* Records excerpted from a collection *
%%

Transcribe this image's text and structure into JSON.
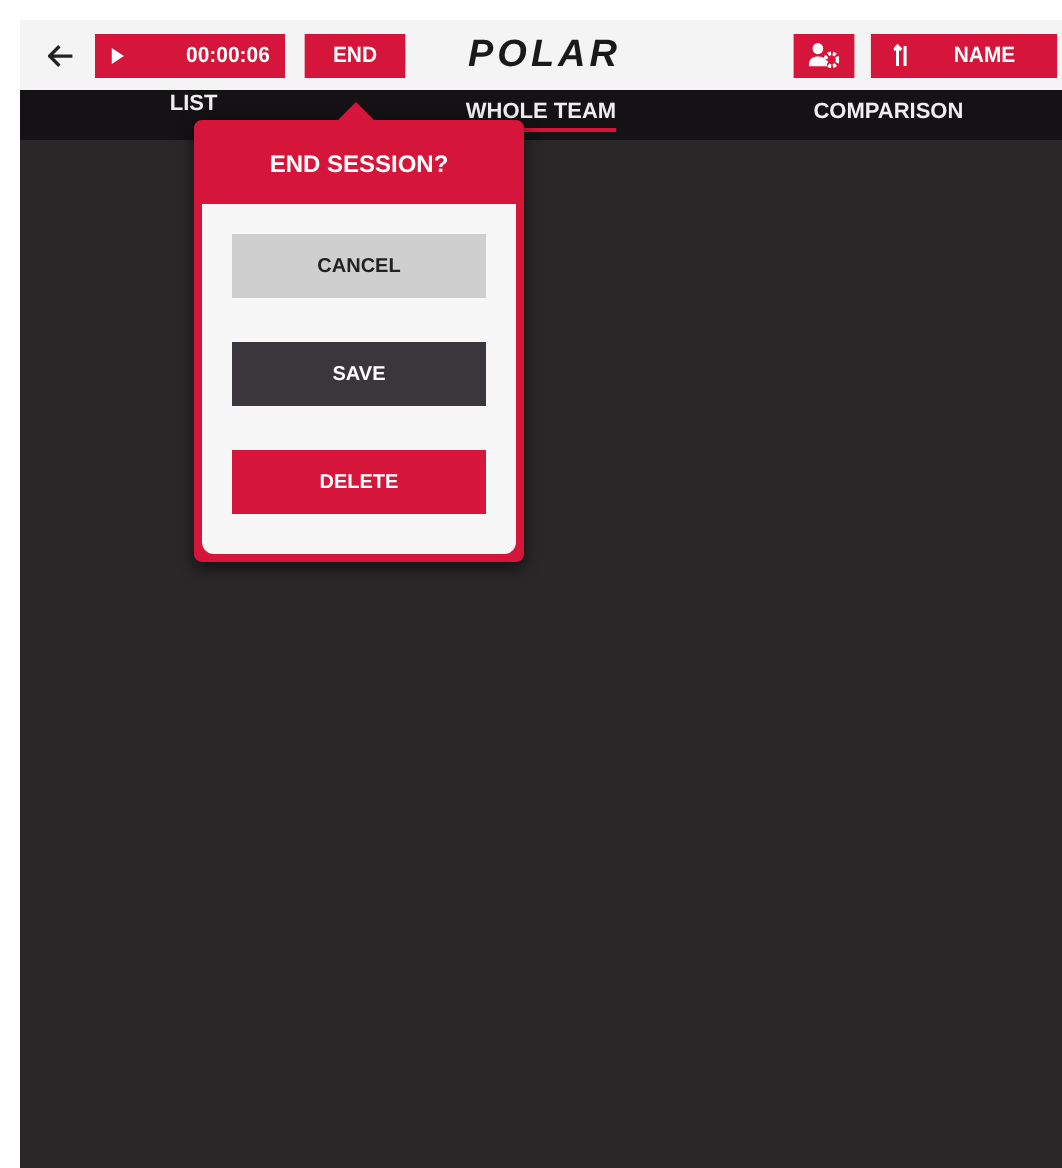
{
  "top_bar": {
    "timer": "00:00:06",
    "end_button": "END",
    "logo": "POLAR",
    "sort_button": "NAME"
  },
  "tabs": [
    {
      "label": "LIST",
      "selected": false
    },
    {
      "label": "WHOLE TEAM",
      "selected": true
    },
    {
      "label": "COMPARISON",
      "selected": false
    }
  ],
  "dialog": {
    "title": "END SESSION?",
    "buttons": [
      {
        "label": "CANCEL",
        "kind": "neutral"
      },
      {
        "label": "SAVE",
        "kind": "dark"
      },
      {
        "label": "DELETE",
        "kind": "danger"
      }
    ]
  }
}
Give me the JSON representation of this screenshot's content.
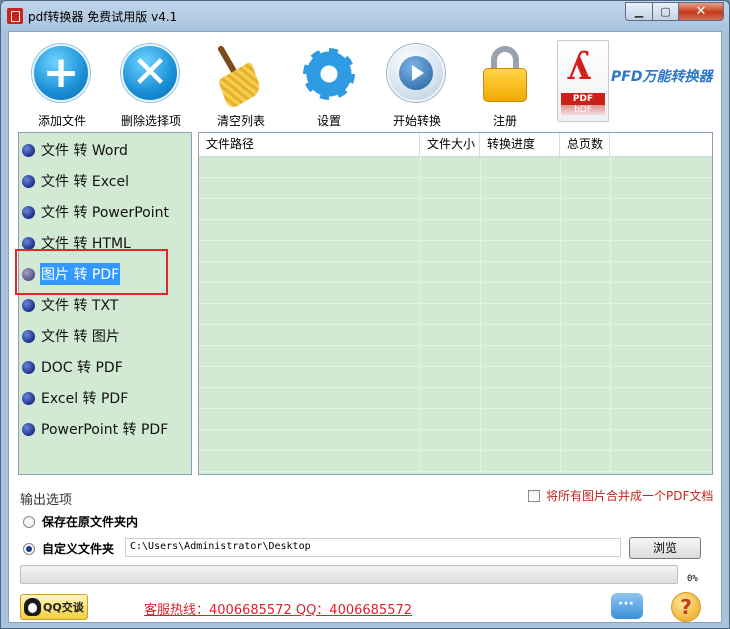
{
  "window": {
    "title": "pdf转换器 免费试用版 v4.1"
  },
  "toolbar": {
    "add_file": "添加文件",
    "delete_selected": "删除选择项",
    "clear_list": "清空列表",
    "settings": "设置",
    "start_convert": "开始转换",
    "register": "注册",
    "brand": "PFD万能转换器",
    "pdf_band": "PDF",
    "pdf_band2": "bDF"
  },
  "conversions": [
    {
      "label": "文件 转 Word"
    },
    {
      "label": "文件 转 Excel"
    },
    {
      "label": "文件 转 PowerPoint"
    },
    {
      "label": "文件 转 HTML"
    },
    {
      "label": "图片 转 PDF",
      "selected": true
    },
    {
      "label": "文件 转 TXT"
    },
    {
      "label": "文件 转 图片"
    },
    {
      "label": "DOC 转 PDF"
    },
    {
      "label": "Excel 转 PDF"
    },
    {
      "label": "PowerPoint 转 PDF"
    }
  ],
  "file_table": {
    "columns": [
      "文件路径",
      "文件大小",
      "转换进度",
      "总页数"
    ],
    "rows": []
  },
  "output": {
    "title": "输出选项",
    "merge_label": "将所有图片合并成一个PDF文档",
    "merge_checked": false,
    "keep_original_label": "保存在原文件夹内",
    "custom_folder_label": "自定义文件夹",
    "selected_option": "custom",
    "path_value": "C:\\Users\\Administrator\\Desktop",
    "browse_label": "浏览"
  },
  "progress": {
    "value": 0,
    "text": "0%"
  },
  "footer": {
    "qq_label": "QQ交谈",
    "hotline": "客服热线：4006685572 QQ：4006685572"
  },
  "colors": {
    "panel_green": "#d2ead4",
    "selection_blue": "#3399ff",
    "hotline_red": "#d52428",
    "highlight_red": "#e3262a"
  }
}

%%

* STATED TASK *
Each line in the records above should be reproduced exactly; images are not copied.

* SOLVED PROBLEM *
Transcribe this image's text and structure into JSON.
{
  "top_bar": {
    "timer": "00:00:06",
    "end_button": "END",
    "logo": "POLAR",
    "sort_button": "NAME"
  },
  "tabs": [
    {
      "label": "LIST",
      "selected": false
    },
    {
      "label": "WHOLE TEAM",
      "selected": true
    },
    {
      "label": "COMPARISON",
      "selected": false
    }
  ],
  "dialog": {
    "title": "END SESSION?",
    "buttons": [
      {
        "label": "CANCEL",
        "kind": "neutral"
      },
      {
        "label": "SAVE",
        "kind": "dark"
      },
      {
        "label": "DELETE",
        "kind": "danger"
      }
    ]
  }
}
Give me the JSON representation of this screenshot's content.
{
  "window": {
    "title": "pdf转换器 免费试用版 v4.1"
  },
  "toolbar": {
    "add_file": "添加文件",
    "delete_selected": "删除选择项",
    "clear_list": "清空列表",
    "settings": "设置",
    "start_convert": "开始转换",
    "register": "注册",
    "brand": "PFD万能转换器",
    "pdf_band": "PDF",
    "pdf_band2": "bDF"
  },
  "conversions": [
    {
      "label": "文件 转 Word"
    },
    {
      "label": "文件 转 Excel"
    },
    {
      "label": "文件 转 PowerPoint"
    },
    {
      "label": "文件 转 HTML"
    },
    {
      "label": "图片 转 PDF",
      "selected": true
    },
    {
      "label": "文件 转 TXT"
    },
    {
      "label": "文件 转 图片"
    },
    {
      "label": "DOC 转 PDF"
    },
    {
      "label": "Excel 转 PDF"
    },
    {
      "label": "PowerPoint 转 PDF"
    }
  ],
  "file_table": {
    "columns": [
      "文件路径",
      "文件大小",
      "转换进度",
      "总页数"
    ],
    "rows": []
  },
  "output": {
    "title": "输出选项",
    "merge_label": "将所有图片合并成一个PDF文档",
    "merge_checked": false,
    "keep_original_label": "保存在原文件夹内",
    "custom_folder_label": "自定义文件夹",
    "selected_option": "custom",
    "path_value": "C:\\Users\\Administrator\\Desktop",
    "browse_label": "浏览"
  },
  "progress": {
    "value": 0,
    "text": "0%"
  },
  "footer": {
    "qq_label": "QQ交谈",
    "hotline": "客服热线：4006685572 QQ：4006685572"
  },
  "colors": {
    "panel_green": "#d2ead4",
    "selection_blue": "#3399ff",
    "hotline_red": "#d52428",
    "highlight_red": "#e3262a"
  }
}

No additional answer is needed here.